[BEGIN DATA FOR PROCESSING]

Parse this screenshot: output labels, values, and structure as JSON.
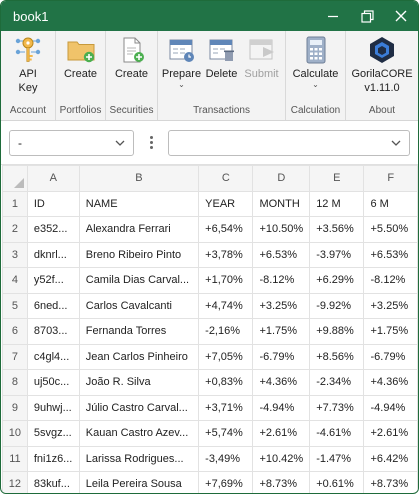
{
  "window": {
    "title": "book1"
  },
  "ribbon": {
    "groups": [
      {
        "label": "Account",
        "buttons": [
          {
            "label": "API\nKey",
            "icon": "api-key-icon"
          }
        ]
      },
      {
        "label": "Portfolios",
        "buttons": [
          {
            "label": "Create",
            "icon": "folder-add-icon"
          }
        ]
      },
      {
        "label": "Securities",
        "buttons": [
          {
            "label": "Create",
            "icon": "document-add-icon"
          }
        ]
      },
      {
        "label": "Transactions",
        "buttons": [
          {
            "label": "Prepare",
            "icon": "calendar-prepare-icon",
            "dropdown": true
          },
          {
            "label": "Delete",
            "icon": "calendar-delete-icon"
          },
          {
            "label": "Submit",
            "icon": "submit-icon",
            "disabled": true
          }
        ]
      },
      {
        "label": "Calculation",
        "buttons": [
          {
            "label": "Calculate",
            "icon": "calculator-icon",
            "dropdown": true
          }
        ]
      },
      {
        "label": "About",
        "buttons": [
          {
            "label": "GorilaCORE\nv1.11.0",
            "icon": "gorilacore-logo-icon"
          }
        ]
      }
    ]
  },
  "toolbar": {
    "left_select": "-",
    "right_select": ""
  },
  "sheet": {
    "columns": [
      "A",
      "B",
      "C",
      "D",
      "E",
      "F"
    ],
    "rows": [
      [
        "1",
        "ID",
        "NAME",
        "YEAR",
        "MONTH",
        "12 M",
        "6 M"
      ],
      [
        "2",
        "e352...",
        "Alexandra Ferrari",
        "+6,54%",
        "+10.50%",
        "+3.56%",
        "+5.50%"
      ],
      [
        "3",
        "dknrl...",
        "Breno Ribeiro Pinto",
        "+3,78%",
        "+6.53%",
        "-3.97%",
        "+6.53%"
      ],
      [
        "4",
        "y52f...",
        "Camila Dias Carval...",
        "+1,70%",
        "-8.12%",
        "+6.29%",
        "-8.12%"
      ],
      [
        "5",
        "6ned...",
        "Carlos Cavalcanti",
        "+4,74%",
        "+3.25%",
        "-9.92%",
        "+3.25%"
      ],
      [
        "6",
        "8703...",
        "Fernanda Torres",
        "-2,16%",
        "+1.75%",
        "+9.88%",
        "+1.75%"
      ],
      [
        "7",
        "c4gl4...",
        "Jean Carlos Pinheiro",
        "+7,05%",
        "-6.79%",
        "+8.56%",
        "-6.79%"
      ],
      [
        "8",
        "uj50c...",
        "João R. Silva",
        "+0,83%",
        "+4.36%",
        "-2.34%",
        "+4.36%"
      ],
      [
        "9",
        "9uhwj...",
        "Júlio Castro Carval...",
        "+3,71%",
        "-4.94%",
        "+7.73%",
        "-4.94%"
      ],
      [
        "10",
        "5svgz...",
        "Kauan Castro Azev...",
        "+5,74%",
        "+2.61%",
        "-4.61%",
        "+2.61%"
      ],
      [
        "11",
        "fni1z6...",
        "Larissa Rodrigues...",
        "-3,49%",
        "+10.42%",
        "-1.47%",
        "+6.42%"
      ],
      [
        "12",
        "83kuf...",
        "Leila Pereira Sousa",
        "+7,69%",
        "+8.73%",
        "+0.61%",
        "+8.73%"
      ]
    ]
  },
  "colors": {
    "titlebar": "#217346",
    "accent": "#2e7d4f"
  }
}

[END DATA FOR PROCESSING]

TO BE DONE: Without including any picture, repeat the data exactly.

TASK ANSWER:
Parse this screenshot: output labels, values, and structure as JSON.
{
  "window": {
    "title": "book1"
  },
  "ribbon": {
    "groups": [
      {
        "label": "Account",
        "buttons": [
          {
            "label": "API\nKey",
            "icon": "api-key-icon"
          }
        ]
      },
      {
        "label": "Portfolios",
        "buttons": [
          {
            "label": "Create",
            "icon": "folder-add-icon"
          }
        ]
      },
      {
        "label": "Securities",
        "buttons": [
          {
            "label": "Create",
            "icon": "document-add-icon"
          }
        ]
      },
      {
        "label": "Transactions",
        "buttons": [
          {
            "label": "Prepare",
            "icon": "calendar-prepare-icon",
            "dropdown": true
          },
          {
            "label": "Delete",
            "icon": "calendar-delete-icon"
          },
          {
            "label": "Submit",
            "icon": "submit-icon",
            "disabled": true
          }
        ]
      },
      {
        "label": "Calculation",
        "buttons": [
          {
            "label": "Calculate",
            "icon": "calculator-icon",
            "dropdown": true
          }
        ]
      },
      {
        "label": "About",
        "buttons": [
          {
            "label": "GorilaCORE\nv1.11.0",
            "icon": "gorilacore-logo-icon"
          }
        ]
      }
    ]
  },
  "toolbar": {
    "left_select": "-",
    "right_select": ""
  },
  "sheet": {
    "columns": [
      "A",
      "B",
      "C",
      "D",
      "E",
      "F"
    ],
    "rows": [
      [
        "1",
        "ID",
        "NAME",
        "YEAR",
        "MONTH",
        "12 M",
        "6 M"
      ],
      [
        "2",
        "e352...",
        "Alexandra Ferrari",
        "+6,54%",
        "+10.50%",
        "+3.56%",
        "+5.50%"
      ],
      [
        "3",
        "dknrl...",
        "Breno Ribeiro Pinto",
        "+3,78%",
        "+6.53%",
        "-3.97%",
        "+6.53%"
      ],
      [
        "4",
        "y52f...",
        "Camila Dias Carval...",
        "+1,70%",
        "-8.12%",
        "+6.29%",
        "-8.12%"
      ],
      [
        "5",
        "6ned...",
        "Carlos Cavalcanti",
        "+4,74%",
        "+3.25%",
        "-9.92%",
        "+3.25%"
      ],
      [
        "6",
        "8703...",
        "Fernanda Torres",
        "-2,16%",
        "+1.75%",
        "+9.88%",
        "+1.75%"
      ],
      [
        "7",
        "c4gl4...",
        "Jean Carlos Pinheiro",
        "+7,05%",
        "-6.79%",
        "+8.56%",
        "-6.79%"
      ],
      [
        "8",
        "uj50c...",
        "João R. Silva",
        "+0,83%",
        "+4.36%",
        "-2.34%",
        "+4.36%"
      ],
      [
        "9",
        "9uhwj...",
        "Júlio Castro Carval...",
        "+3,71%",
        "-4.94%",
        "+7.73%",
        "-4.94%"
      ],
      [
        "10",
        "5svgz...",
        "Kauan Castro Azev...",
        "+5,74%",
        "+2.61%",
        "-4.61%",
        "+2.61%"
      ],
      [
        "11",
        "fni1z6...",
        "Larissa Rodrigues...",
        "-3,49%",
        "+10.42%",
        "-1.47%",
        "+6.42%"
      ],
      [
        "12",
        "83kuf...",
        "Leila Pereira Sousa",
        "+7,69%",
        "+8.73%",
        "+0.61%",
        "+8.73%"
      ]
    ]
  },
  "colors": {
    "titlebar": "#217346",
    "accent": "#2e7d4f"
  }
}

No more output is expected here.